[BEGIN RECORDS FOR THE EXERCISE]

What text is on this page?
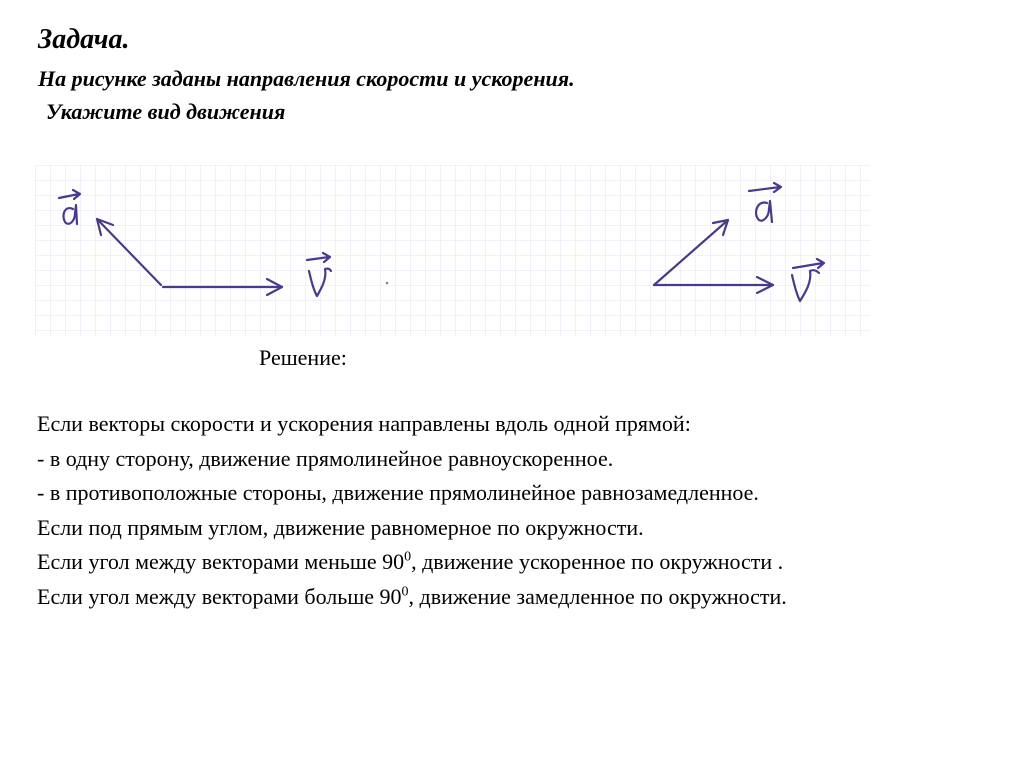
Задача.

На рисунке заданы направления скорости и ускорения.

Укажите вид движения

Решение:

Если векторы скорости и ускорения направлены вдоль одной прямой:
- в одну сторону, движение прямолинейное равноускоренное.
- в противоположные стороны, движение прямолинейное равнозамедленное.
Если под прямым углом, движение равномерное по окружности.
Если угол между векторами меньше $90^0$, движение ускоренное по окружности .
Если угол между векторами больше $90^0$, движение замедленное по окружности.
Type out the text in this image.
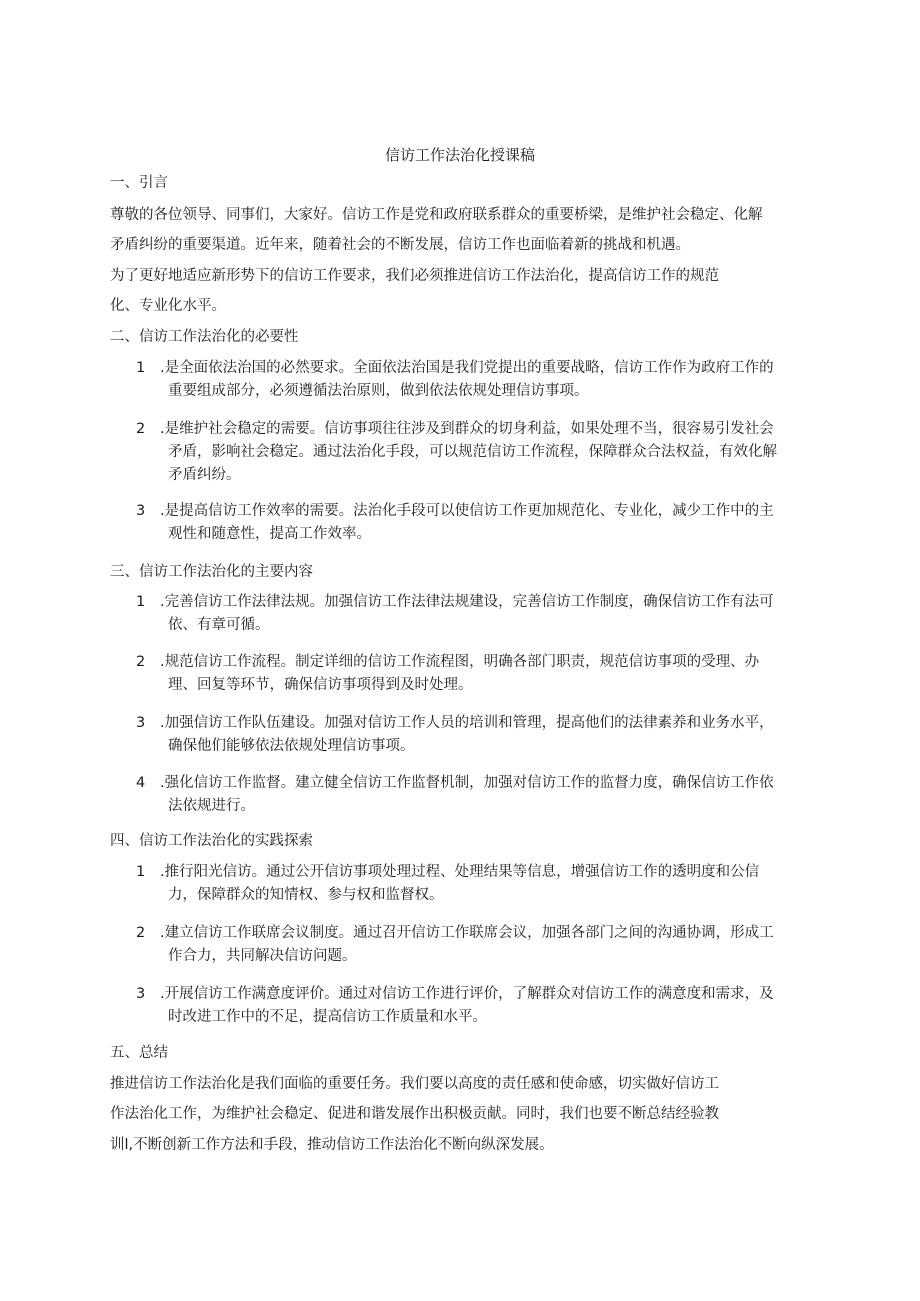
信访工作法治化授课稿
一、引言
尊敬的各位领导、同事们，大家好。信访工作是党和政府联系群众的重要桥梁，是维护社会稳定、化解
矛盾纠纷的重要渠道。近年来，随着社会的不断发展，信访工作也面临着新的挑战和机遇。
为了更好地适应新形势下的信访工作要求，我们必须推进信访工作法治化，提高信访工作的规范
化、专业化水平。
二、信访工作法治化的必要性
1	.是全面依法治国的必然要求。全面依法治国是我们党提出的重要战略，信访工作作为政府工作的
重要组成部分，必须遵循法治原则，做到依法依规处理信访事项。
2	.是维护社会稳定的需要。信访事项往往涉及到群众的切身利益，如果处理不当，很容易引发社会
矛盾，影响社会稳定。通过法治化手段，可以规范信访工作流程，保障群众合法权益，有效化解
矛盾纠纷。
3	.是提高信访工作效率的需要。法治化手段可以使信访工作更加规范化、专业化，减少工作中的主
观性和随意性，提高工作效率。
三、信访工作法治化的主要内容
1	.完善信访工作法律法规。加强信访工作法律法规建设，完善信访工作制度，确保信访工作有法可
依、有章可循。
2	.规范信访工作流程。制定详细的信访工作流程图，明确各部门职责，规范信访事项的受理、办
理、回复等环节，确保信访事项得到及时处理。
3	.加强信访工作队伍建设。加强对信访工作人员的培训和管理，提高他们的法律素养和业务水平，
确保他们能够依法依规处理信访事项。
4	.强化信访工作监督。建立健全信访工作监督机制，加强对信访工作的监督力度，确保信访工作依
法依规进行。
四、信访工作法治化的实践探索
1	.推行阳光信访。通过公开信访事项处理过程、处理结果等信息，增强信访工作的透明度和公信
力，保障群众的知情权、参与权和监督权。
2	.建立信访工作联席会议制度。通过召开信访工作联席会议，加强各部门之间的沟通协调，形成工
作合力，共同解决信访问题。
3	.开展信访工作满意度评价。通过对信访工作进行评价，了解群众对信访工作的满意度和需求，及
时改进工作中的不足，提高信访工作质量和水平。
五、总结
推进信访工作法治化是我们面临的重要任务。我们要以高度的责任感和使命感，切实做好信访工
作法治化工作，为维护社会稳定、促进和谐发展作出积极贡献。同时，我们也要不断总结经验教
训l,不断创新工作方法和手段，推动信访工作法治化不断向纵深发展。
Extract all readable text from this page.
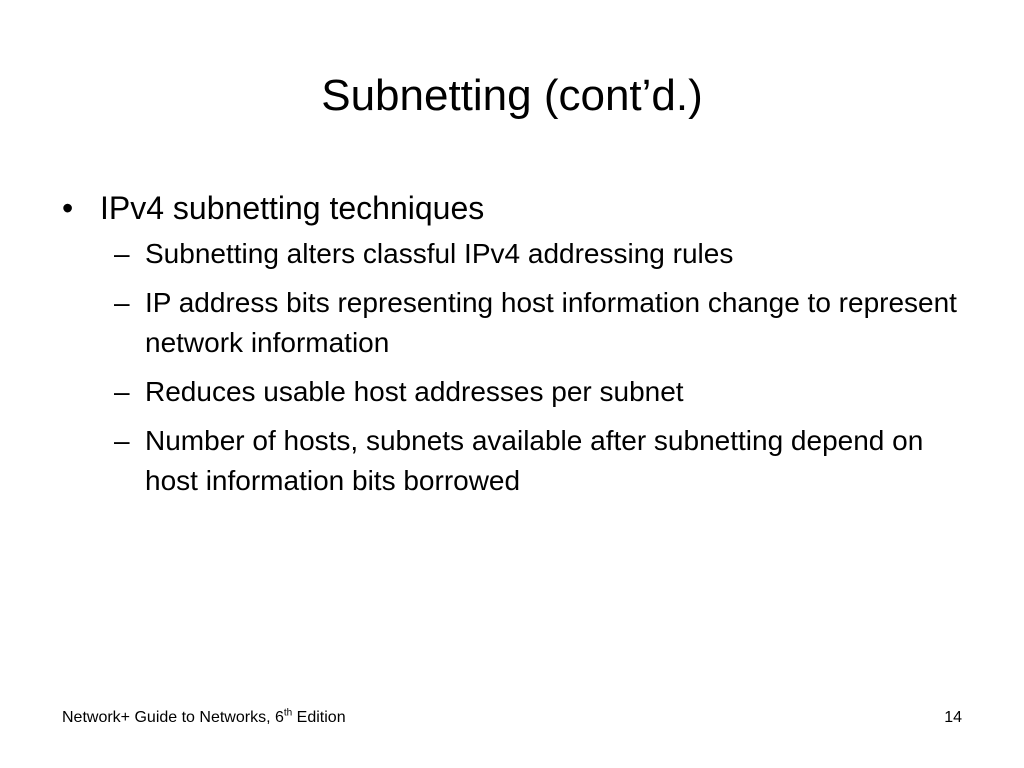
Subnetting (cont’d.)
• IPv4 subnetting techniques
– Subnetting alters classful IPv4 addressing rules
– IP address bits representing host information change to represent network information
– Reduces usable host addresses per subnet
– Number of hosts, subnets available after subnetting depend on host information bits borrowed
Network+ Guide to Networks, 6th Edition	14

[END RECORDS FOR THE EXERCISE]

• _TO BE DONE_
Across all the entries, count the lines that contain the word "угол" and give the number by itself.

• _OUTPUT FOR THIS TASK_
2